(Data excerpts)

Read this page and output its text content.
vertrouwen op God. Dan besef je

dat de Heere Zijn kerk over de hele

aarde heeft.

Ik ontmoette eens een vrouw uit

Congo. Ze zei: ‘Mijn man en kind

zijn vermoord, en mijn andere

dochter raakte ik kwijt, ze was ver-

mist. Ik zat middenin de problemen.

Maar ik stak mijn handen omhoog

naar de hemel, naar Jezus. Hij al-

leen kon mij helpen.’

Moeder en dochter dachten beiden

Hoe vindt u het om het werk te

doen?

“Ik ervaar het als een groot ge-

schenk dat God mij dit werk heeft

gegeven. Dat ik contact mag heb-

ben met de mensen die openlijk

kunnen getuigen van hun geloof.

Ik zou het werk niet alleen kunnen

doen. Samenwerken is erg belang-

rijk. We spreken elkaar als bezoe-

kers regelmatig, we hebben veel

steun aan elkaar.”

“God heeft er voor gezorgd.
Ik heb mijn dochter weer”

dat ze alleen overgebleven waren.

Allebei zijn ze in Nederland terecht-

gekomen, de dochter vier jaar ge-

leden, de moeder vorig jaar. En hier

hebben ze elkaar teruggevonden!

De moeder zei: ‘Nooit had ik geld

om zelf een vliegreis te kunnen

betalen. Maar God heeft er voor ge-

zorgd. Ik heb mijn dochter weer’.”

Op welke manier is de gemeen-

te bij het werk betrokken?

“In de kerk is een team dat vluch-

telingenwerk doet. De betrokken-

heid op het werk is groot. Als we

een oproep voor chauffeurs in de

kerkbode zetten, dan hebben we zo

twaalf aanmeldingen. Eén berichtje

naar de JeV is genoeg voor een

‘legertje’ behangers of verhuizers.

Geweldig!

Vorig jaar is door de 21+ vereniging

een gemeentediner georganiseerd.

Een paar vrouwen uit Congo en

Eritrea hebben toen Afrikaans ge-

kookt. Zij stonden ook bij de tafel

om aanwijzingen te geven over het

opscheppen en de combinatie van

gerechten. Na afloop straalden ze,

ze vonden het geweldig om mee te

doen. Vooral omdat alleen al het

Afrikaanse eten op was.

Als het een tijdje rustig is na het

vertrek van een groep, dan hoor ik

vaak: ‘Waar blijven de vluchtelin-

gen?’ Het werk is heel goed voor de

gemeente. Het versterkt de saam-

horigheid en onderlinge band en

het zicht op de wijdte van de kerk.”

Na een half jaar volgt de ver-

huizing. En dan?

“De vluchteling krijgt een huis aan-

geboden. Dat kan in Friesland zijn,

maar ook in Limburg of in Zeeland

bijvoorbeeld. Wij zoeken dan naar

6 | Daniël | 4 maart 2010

• _What you should do_
Above are the records; retype every one exactly.

• _Worked answer_
Read this page and output its text content.
vertrouwen op God. Dan besef je

dat de Heere Zijn kerk over de hele

aarde heeft.

Ik ontmoette eens een vrouw uit

Congo. Ze zei: ‘Mijn man en kind

zijn vermoord, en mijn andere

dochter raakte ik kwijt, ze was ver-

mist. Ik zat middenin de problemen.

Maar ik stak mijn handen omhoog

naar de hemel, naar Jezus. Hij al-

leen kon mij helpen.’

Moeder en dochter dachten beiden

Hoe vindt u het om het werk te

doen?

“Ik ervaar het als een groot ge-

schenk dat God mij dit werk heeft

gegeven. Dat ik contact mag heb-

ben met de mensen die openlijk

kunnen getuigen van hun geloof.

Ik zou het werk niet alleen kunnen

doen. Samenwerken is erg belang-

rijk. We spreken elkaar als bezoe-

kers regelmatig, we hebben veel

steun aan elkaar.”

“God heeft er voor gezorgd.
Ik heb mijn dochter weer”

dat ze alleen overgebleven waren.

Allebei zijn ze in Nederland terecht-

gekomen, de dochter vier jaar ge-

leden, de moeder vorig jaar. En hier

hebben ze elkaar teruggevonden!

De moeder zei: ‘Nooit had ik geld

om zelf een vliegreis te kunnen

betalen. Maar God heeft er voor ge-

zorgd. Ik heb mijn dochter weer’.”

Op welke manier is de gemeen-

te bij het werk betrokken?

“In de kerk is een team dat vluch-

telingenwerk doet. De betrokken-

heid op het werk is groot. Als we

een oproep voor chauffeurs in de

kerkbode zetten, dan hebben we zo

twaalf aanmeldingen. Eén berichtje

naar de JeV is genoeg voor een

‘legertje’ behangers of verhuizers.

Geweldig!

Vorig jaar is door de 21+ vereniging

een gemeentediner georganiseerd.

Een paar vrouwen uit Congo en

Eritrea hebben toen Afrikaans ge-

kookt. Zij stonden ook bij de tafel

om aanwijzingen te geven over het

opscheppen en de combinatie van

gerechten. Na afloop straalden ze,

ze vonden het geweldig om mee te

doen. Vooral omdat alleen al het

Afrikaanse eten op was.

Als het een tijdje rustig is na het

vertrek van een groep, dan hoor ik

vaak: ‘Waar blijven de vluchtelin-

gen?’ Het werk is heel goed voor de

gemeente. Het versterkt de saam-

horigheid en onderlinge band en

het zicht op de wijdte van de kerk.”

Na een half jaar volgt de ver-

huizing. En dan?

“De vluchteling krijgt een huis aan-

geboden. Dat kan in Friesland zijn,

maar ook in Limburg of in Zeeland

bijvoorbeeld. Wij zoeken dan naar

6 | Daniël | 4 maart 2010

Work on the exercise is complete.